INPUT ROWS:
::::

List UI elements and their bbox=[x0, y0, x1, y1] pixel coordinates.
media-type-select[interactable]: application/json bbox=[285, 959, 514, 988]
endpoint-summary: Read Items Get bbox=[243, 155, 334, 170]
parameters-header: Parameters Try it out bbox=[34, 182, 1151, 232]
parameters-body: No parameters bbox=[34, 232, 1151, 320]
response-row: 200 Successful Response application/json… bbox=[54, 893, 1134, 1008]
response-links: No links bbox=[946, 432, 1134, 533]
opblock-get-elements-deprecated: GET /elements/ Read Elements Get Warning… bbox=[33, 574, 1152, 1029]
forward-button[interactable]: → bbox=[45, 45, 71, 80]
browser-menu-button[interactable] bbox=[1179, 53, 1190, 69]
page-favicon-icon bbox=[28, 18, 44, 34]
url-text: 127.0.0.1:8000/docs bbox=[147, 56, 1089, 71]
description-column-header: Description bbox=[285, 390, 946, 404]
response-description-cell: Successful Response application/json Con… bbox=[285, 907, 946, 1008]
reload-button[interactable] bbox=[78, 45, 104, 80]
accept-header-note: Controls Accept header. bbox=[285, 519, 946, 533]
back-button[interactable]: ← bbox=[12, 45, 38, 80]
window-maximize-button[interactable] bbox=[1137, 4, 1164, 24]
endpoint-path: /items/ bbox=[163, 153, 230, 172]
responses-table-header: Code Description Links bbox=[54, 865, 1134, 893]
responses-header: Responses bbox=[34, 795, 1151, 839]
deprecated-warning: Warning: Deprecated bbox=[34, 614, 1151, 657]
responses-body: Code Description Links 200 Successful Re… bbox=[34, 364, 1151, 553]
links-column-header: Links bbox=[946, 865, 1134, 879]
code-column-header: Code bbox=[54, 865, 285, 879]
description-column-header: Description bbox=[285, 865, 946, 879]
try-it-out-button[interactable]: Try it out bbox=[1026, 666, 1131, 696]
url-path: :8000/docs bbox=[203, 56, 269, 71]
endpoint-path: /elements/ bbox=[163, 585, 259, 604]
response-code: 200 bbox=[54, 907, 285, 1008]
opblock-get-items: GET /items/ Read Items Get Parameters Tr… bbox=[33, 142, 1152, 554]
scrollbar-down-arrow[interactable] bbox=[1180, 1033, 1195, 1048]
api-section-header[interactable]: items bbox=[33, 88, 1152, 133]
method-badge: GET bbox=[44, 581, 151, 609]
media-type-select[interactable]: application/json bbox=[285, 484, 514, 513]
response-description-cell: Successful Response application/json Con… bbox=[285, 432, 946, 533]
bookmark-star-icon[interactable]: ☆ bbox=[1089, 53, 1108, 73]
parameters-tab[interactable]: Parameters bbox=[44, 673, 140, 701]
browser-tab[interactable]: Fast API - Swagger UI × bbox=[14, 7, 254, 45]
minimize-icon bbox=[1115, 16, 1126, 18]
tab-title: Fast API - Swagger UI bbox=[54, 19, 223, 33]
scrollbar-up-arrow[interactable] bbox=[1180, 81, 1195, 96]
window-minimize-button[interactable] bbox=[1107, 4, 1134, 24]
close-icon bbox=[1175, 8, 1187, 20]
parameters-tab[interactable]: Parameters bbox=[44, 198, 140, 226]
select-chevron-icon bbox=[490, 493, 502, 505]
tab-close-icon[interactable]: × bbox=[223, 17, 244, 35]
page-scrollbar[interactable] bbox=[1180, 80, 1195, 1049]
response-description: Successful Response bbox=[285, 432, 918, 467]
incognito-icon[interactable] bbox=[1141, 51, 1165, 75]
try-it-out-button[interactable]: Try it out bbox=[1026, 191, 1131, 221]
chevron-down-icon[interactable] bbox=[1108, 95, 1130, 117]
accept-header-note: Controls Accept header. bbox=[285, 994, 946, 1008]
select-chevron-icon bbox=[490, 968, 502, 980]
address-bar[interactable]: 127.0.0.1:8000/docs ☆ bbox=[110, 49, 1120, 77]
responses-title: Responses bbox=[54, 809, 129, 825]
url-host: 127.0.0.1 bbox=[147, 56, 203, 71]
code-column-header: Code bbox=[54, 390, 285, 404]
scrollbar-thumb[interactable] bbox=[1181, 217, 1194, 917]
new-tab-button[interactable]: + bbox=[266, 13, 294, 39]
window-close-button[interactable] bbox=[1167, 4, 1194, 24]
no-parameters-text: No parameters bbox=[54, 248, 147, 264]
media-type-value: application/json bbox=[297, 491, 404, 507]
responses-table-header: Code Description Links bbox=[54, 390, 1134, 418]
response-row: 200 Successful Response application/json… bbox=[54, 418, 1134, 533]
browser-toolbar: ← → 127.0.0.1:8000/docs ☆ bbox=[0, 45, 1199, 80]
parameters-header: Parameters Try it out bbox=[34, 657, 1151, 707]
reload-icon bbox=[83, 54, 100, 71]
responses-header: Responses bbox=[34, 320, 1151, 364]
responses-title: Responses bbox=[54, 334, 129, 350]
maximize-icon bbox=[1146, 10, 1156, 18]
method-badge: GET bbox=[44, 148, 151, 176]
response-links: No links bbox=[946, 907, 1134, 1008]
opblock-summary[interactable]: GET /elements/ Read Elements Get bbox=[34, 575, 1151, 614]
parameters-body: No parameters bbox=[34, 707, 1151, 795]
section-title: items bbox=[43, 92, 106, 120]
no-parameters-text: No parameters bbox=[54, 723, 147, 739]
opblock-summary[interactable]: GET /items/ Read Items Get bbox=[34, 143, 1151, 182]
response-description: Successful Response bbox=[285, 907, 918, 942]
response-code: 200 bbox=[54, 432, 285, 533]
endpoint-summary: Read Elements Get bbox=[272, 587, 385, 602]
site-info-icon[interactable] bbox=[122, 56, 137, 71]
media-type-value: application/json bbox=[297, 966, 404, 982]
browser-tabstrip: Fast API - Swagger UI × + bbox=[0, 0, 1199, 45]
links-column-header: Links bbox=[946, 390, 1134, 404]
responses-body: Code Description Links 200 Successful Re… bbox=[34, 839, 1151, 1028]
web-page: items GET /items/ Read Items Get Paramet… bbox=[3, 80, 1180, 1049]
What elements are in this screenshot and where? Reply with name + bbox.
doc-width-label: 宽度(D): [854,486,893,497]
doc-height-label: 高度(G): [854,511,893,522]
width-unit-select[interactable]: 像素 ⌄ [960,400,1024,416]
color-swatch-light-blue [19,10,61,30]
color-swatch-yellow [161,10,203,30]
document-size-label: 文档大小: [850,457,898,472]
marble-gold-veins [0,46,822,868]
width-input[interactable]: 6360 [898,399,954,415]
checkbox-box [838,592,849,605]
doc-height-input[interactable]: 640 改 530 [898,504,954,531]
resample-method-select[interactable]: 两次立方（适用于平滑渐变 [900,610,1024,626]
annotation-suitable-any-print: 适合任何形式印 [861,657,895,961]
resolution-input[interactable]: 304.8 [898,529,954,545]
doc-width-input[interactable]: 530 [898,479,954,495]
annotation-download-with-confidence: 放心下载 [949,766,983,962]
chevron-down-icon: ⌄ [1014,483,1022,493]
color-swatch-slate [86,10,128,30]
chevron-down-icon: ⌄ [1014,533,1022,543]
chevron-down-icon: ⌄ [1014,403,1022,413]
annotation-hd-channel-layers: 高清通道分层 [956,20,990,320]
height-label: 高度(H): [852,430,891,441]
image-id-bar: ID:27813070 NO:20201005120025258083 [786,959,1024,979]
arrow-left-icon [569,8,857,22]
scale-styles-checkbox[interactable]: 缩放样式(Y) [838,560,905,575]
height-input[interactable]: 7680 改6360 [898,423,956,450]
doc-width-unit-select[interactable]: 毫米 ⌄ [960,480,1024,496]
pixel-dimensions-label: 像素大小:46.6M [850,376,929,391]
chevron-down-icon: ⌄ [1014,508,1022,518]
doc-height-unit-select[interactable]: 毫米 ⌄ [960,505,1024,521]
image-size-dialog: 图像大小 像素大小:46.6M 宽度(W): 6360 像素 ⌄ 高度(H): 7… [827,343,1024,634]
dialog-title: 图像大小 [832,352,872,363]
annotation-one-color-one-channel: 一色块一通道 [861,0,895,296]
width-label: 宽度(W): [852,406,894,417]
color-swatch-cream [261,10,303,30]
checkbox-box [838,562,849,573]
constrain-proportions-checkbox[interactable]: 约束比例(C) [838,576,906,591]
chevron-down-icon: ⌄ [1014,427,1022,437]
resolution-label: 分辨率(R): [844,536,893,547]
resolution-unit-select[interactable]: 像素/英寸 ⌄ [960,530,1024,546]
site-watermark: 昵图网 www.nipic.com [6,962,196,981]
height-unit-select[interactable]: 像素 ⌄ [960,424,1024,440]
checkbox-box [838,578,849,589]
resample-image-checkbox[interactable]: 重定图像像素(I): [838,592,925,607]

::::

INSTRUCTIONS FOR THE TASK:
Copy out, without any changes, the stretch of the listing from its first line through the line containing "opblock-get-elements-deprecated: GET /elements/", including both of those lines.

FINISHED EXERCISE:
List UI elements and their bbox=[x0, y0, x1, y1] pixel coordinates.
media-type-select[interactable]: application/json bbox=[285, 959, 514, 988]
endpoint-summary: Read Items Get bbox=[243, 155, 334, 170]
parameters-header: Parameters Try it out bbox=[34, 182, 1151, 232]
parameters-body: No parameters bbox=[34, 232, 1151, 320]
response-row: 200 Successful Response application/json… bbox=[54, 893, 1134, 1008]
response-links: No links bbox=[946, 432, 1134, 533]
opblock-get-elements-deprecated: GET /elements/ Read Elements Get Warning… bbox=[33, 574, 1152, 1029]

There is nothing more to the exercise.